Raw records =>
════════════════════

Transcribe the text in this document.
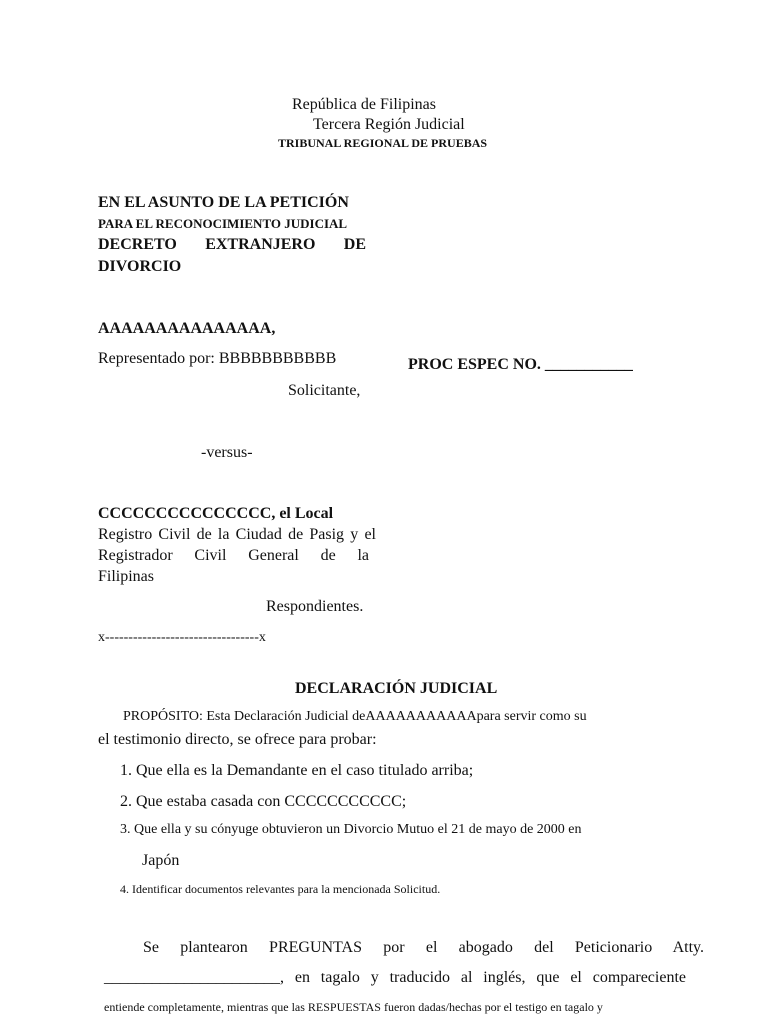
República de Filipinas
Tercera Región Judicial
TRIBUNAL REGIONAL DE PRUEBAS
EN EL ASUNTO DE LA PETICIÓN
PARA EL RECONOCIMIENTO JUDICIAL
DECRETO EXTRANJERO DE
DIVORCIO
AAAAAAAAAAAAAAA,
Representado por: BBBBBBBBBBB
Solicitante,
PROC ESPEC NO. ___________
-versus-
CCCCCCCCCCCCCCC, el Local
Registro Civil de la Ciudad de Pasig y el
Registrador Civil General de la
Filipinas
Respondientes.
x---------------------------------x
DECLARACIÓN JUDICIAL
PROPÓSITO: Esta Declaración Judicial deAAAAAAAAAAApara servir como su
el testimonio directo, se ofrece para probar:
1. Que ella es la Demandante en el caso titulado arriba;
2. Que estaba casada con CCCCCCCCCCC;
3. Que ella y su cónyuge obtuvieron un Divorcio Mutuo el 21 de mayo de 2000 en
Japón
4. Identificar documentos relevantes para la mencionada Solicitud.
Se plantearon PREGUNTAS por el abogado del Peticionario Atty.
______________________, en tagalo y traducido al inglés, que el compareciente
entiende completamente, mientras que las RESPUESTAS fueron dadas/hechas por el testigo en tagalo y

════════════════════

Reproduce the full listing faithfully, but do not carry over any pictures.

Answer to the task =>
Transcribe the text in this document.
República de Filipinas
Tercera Región Judicial
TRIBUNAL REGIONAL DE PRUEBAS
EN EL ASUNTO DE LA PETICIÓN
PARA EL RECONOCIMIENTO JUDICIAL
DECRETO EXTRANJERO DE
DIVORCIO
AAAAAAAAAAAAAAA,
Representado por: BBBBBBBBBBB
Solicitante,
PROC ESPEC NO. ___________
-versus-
CCCCCCCCCCCCCCC, el Local
Registro Civil de la Ciudad de Pasig y el
Registrador Civil General de la
Filipinas
Respondientes.
x---------------------------------x
DECLARACIÓN JUDICIAL
PROPÓSITO: Esta Declaración Judicial deAAAAAAAAAAApara servir como su
el testimonio directo, se ofrece para probar:
1. Que ella es la Demandante en el caso titulado arriba;
2. Que estaba casada con CCCCCCCCCCC;
3. Que ella y su cónyuge obtuvieron un Divorcio Mutuo el 21 de mayo de 2000 en
Japón
4. Identificar documentos relevantes para la mencionada Solicitud.
Se plantearon PREGUNTAS por el abogado del Peticionario Atty.
______________________, en tagalo y traducido al inglés, que el compareciente
entiende completamente, mientras que las RESPUESTAS fueron dadas/hechas por el testigo en tagalo y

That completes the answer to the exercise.